Find each line containing the string "Робоче". Copy it.

== Data for this task ==
----
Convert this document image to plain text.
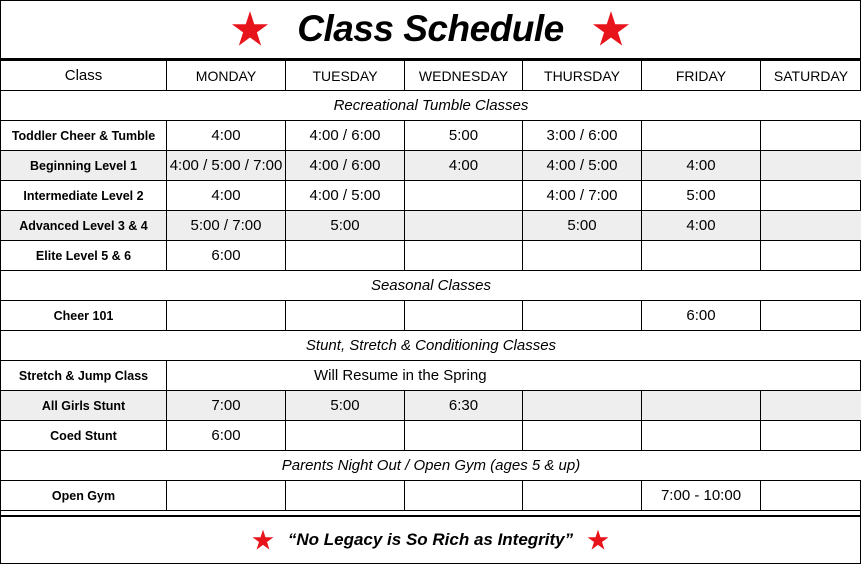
Class Schedule
Class	MONDAY	TUESDAY	WEDNESDAY	THURSDAY	FRIDAY	SATURDAY
Recreational Tumble Classes						
Toddler Cheer & Tumble	4:00	4:00 / 6:00	5:00	3:00 / 6:00		
Beginning Level 1	4:00 / 5:00 / 7:00	4:00 / 6:00	4:00	4:00 / 5:00	4:00	
Intermediate Level 2	4:00	4:00 / 5:00		4:00 / 7:00	5:00	
Advanced Level 3 & 4	5:00 / 7:00	5:00		5:00	4:00	
Elite Level 5 & 6	6:00					
Seasonal Classes						
Cheer 101					6:00	
Stunt, Stretch & Conditioning Classes						
Stretch & Jump Class	Will Resume in the Spring					
All Girls Stunt	7:00	5:00	6:30			
Coed Stunt	6:00					
Parents Night Out / Open Gym (ages 5 & up)						
Open Gym					7:00 - 10:00	
“No Legacy is So Rich as Integrity”
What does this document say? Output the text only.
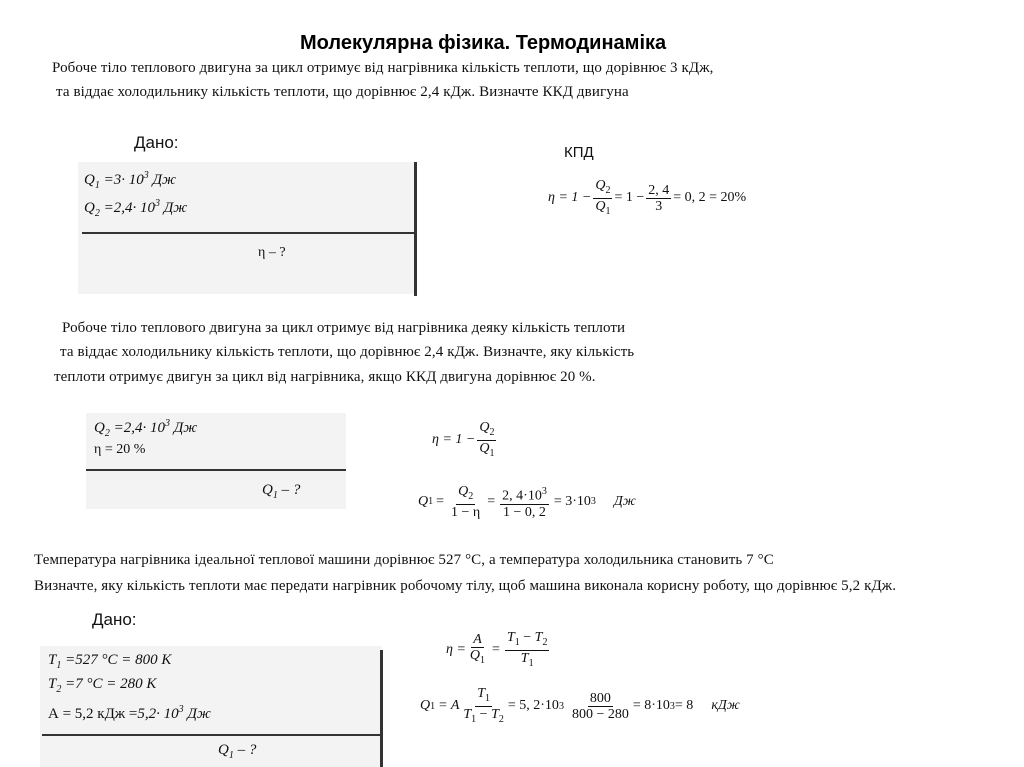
Молекулярна фізика. Термодинаміка
Робоче тіло теплового двигуна за цикл отримує від нагрівника кількість теплоти, що дорівнює 3 кДж,
та віддає холодильнику кількість теплоти, що дорівнює 2,4 кДж. Визначте ККД двигуна
Дано:
$Q_1 =3\cdot 10^3$ Дж
$Q_2 =2,4\cdot 10^3$ Дж
η – ?
КПД
$\eta = 1 - \frac{Q_2}{Q_1} = 1 - \frac{2, 4}{3} = 0$, 2 = 20%
Робоче тіло теплового двигуна за цикл отримує від нагрівника деяку кількість теплоти
та віддає холодильнику кількість теплоти, що дорівнює 2,4 кДж. Визначте, яку кількість
теплоти отримує двигун за цикл від нагрівника, якщо ККД двигуна дорівнює 20 %.
$Q_2 =2,4\cdot 10^3$ Дж
η = 20 %
$Q_1$ – ?
$\eta = 1 - \frac{Q_2}{Q_1}$
Q $1 = \frac{Q_2}{1 - \eta} = \frac{2, 4\cdot 10^3}{1 - 0, 2} = 3\cdot 10$ 3 Дж
Температура нагрівника ідеальної теплової машини дорівнює 527 °С, а температура холодильника становить 7 °С
Визначте, яку кількість теплоти має передати нагрівник робочому тілу, щоб машина виконала корисну роботу, що дорівнює 5,2 кДж.
Дано:
$T_1 =527$ °С = 800 К
$T_2 =7$ °С = 280 К
А = 5,2 кДж $=5,2\cdot 10^3$ Дж
$Q_1$ – ?
$\eta = \frac{A}{Q_1} = \frac{T_1 - T_2}{T_1}$
Q 1 = A $\frac{T_1}{T_1 - T_2} = 5$, 2·10 $3 \frac{800}{800 - 280} = 8\cdot 10$ 3 = 8 кДж
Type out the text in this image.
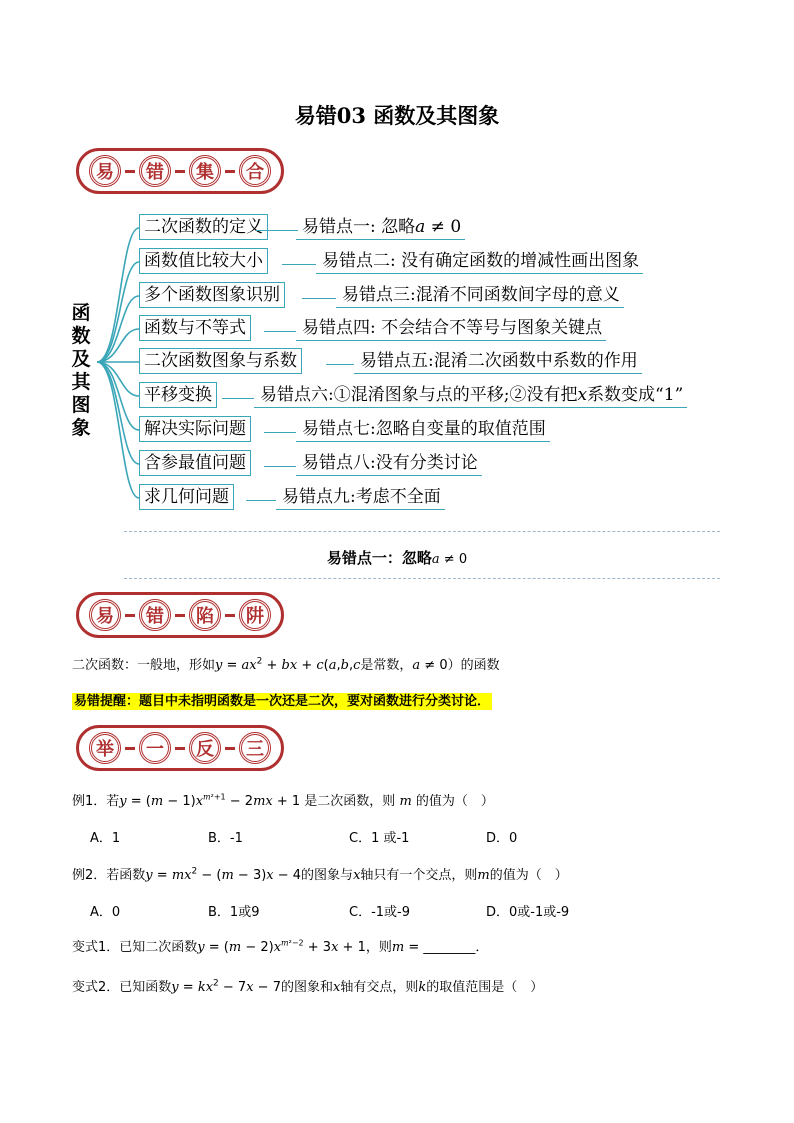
易错03 函数及其图象
易	错	集	合
函
数
及
其
图
象
二次函数的定义	易错点一: 忽略a ≠ 0
函数值比较大小	易错点二: 没有确定函数的增减性画出图象
多个函数图象识别	易错点三:混淆不同函数间字母的意义
函数与不等式	易错点四: 不会结合不等号与图象关键点
二次函数图象与系数	易错点五:混淆二次函数中系数的作用
平移变换	易错点六:①混淆图象与点的平移;②没有把x系数变成“1”
解决实际问题	易错点七:忽略自变量的取值范围
含参最值问题	易错点八:没有分类讨论
求几何问题	易错点九:考虑不全面
易错点一：忽略a ≠ 0
易	错	陷	阱
二次函数：一般地，形如$y = ax^2$ + bx + c(a,b,c是常数，a ≠ 0）的函数
易错提醒：题目中未指明函数是一次还是二次，要对函数进行分类讨论．
举	一	反	三
例1．若$y = (m - 1)x^{m^2+1} - 2mx + 1$ 是二次函数，则 m 的值为（　）
A．1	B．-1	C．1 或-1	D．0
例2．若函数$y = mx^2 - (m - 3)x - 4$的图象与x轴只有一个交点，则m的值为（　）
A．0	B．1或9	C．-1或-9	D．0或-1或-9
变式1．已知二次函数$y = (m - 2)x^{m^2-2} + 3x + 1$，则m = ________．
变式2．已知函数$y = kx^2 - 7x - 7$的图象和x轴有交点，则k的取值范围是（　）
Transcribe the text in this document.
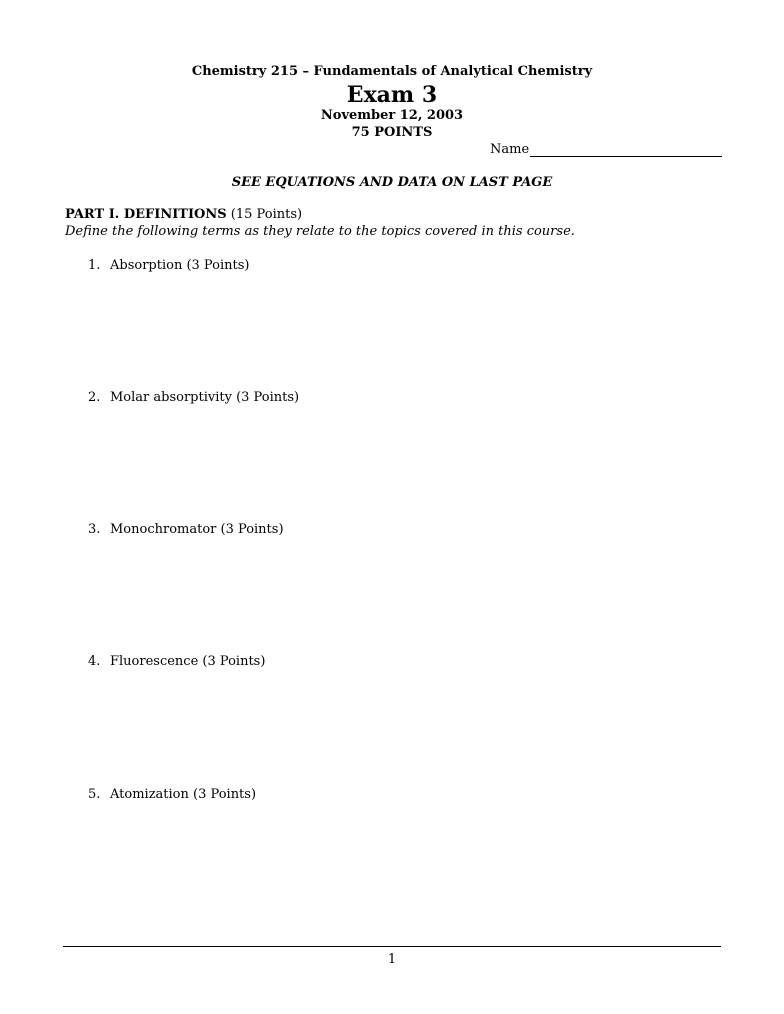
Chemistry 215 – Fundamentals of Analytical Chemistry
Exam 3
November 12, 2003
75 POINTS
Name
SEE EQUATIONS AND DATA ON LAST PAGE
PART I. DEFINITIONS (15 Points)
Define the following terms as they relate to the topics covered in this course.
1. Absorption (3 Points)
2. Molar absorptivity (3 Points)
3. Monochromator (3 Points)
4. Fluorescence (3 Points)
5. Atomization (3 Points)
1
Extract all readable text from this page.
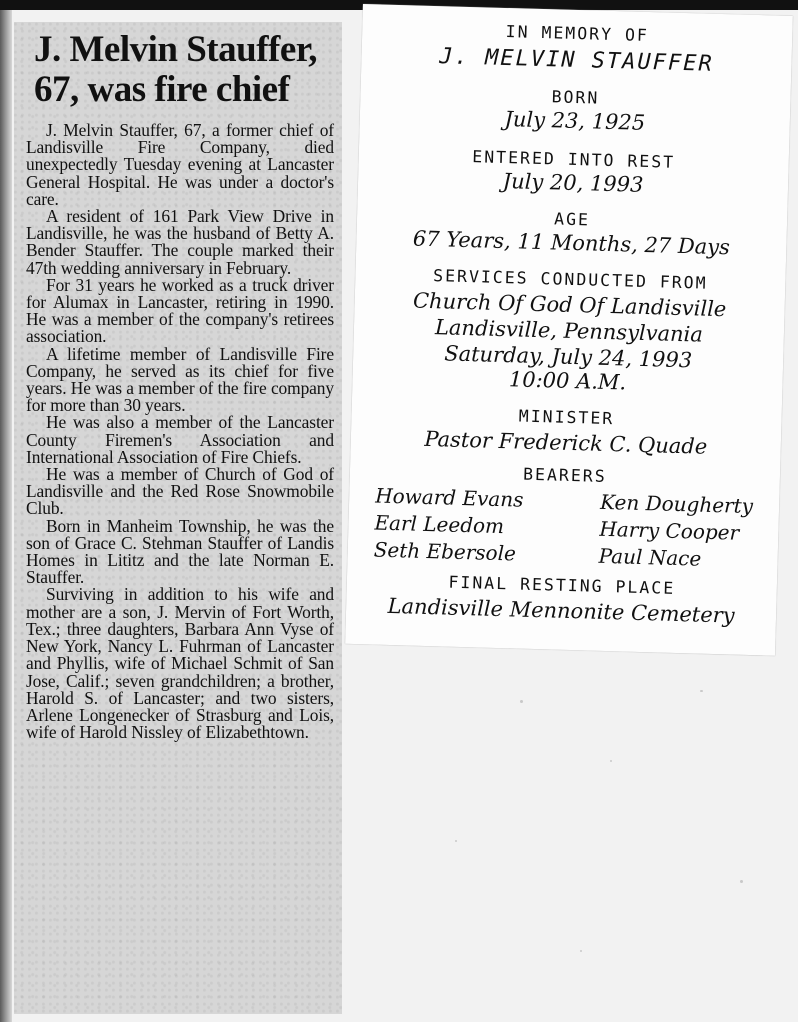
J. Melvin Stauffer, 67, was fire chief

J. Melvin Stauffer, 67, a former chief of Landisville Fire Company, died unexpectedly Tuesday evening at Lancaster General Hospital. He was under a doctor's care.

A resident of 161 Park View Drive in Landisville, he was the husband of Betty A. Bender Stauffer. The couple marked their 47th wedding anniversary in February.

For 31 years he worked as a truck driver for Alumax in Lancaster, retiring in 1990. He was a member of the company's retirees association.

A lifetime member of Landisville Fire Company, he served as its chief for five years. He was a member of the fire company for more than 30 years.

He was also a member of the Lancaster County Firemen's Association and International Association of Fire Chiefs.

He was a member of Church of God of Landisville and the Red Rose Snowmobile Club.

Born in Manheim Township, he was the son of Grace C. Stehman Stauffer of Landis Homes in Lititz and the late Norman E. Stauffer.

Surviving in addition to his wife and mother are a son, J. Mervin of Fort Worth, Tex.; three daughters, Barbara Ann Vyse of New York, Nancy L. Fuhrman of Lancaster and Phyllis, wife of Michael Schmit of San Jose, Calif.; seven grandchildren; a brother, Harold S. of Lancaster; and two sisters, Arlene Longenecker of Strasburg and Lois, wife of Harold Nissley of Elizabethtown.

IN MEMORY OF
J. MELVIN STAUFFER
BORN
July 23, 1925
ENTERED INTO REST
July 20, 1993
AGE
67 Years, 11 Months, 27 Days
SERVICES CONDUCTED FROM
Church Of God Of Landisville
Landisville, Pennsylvania
Saturday, July 24, 1993
10:00 A.M.
MINISTER
Pastor Frederick C. Quade
BEARERS
Howard Evans	Ken Dougherty
Earl Leedom	Harry Cooper
Seth Ebersole	Paul Nace
FINAL RESTING PLACE
Landisville Mennonite Cemetery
----
== Answer below ==
Робоче тіло теплового двигуна за цикл отримує від нагрівника кількість теплоти, що дорівнює 3 кДж,
Робоче тіло теплового двигуна за цикл отримує від нагрівника деяку кількість теплоти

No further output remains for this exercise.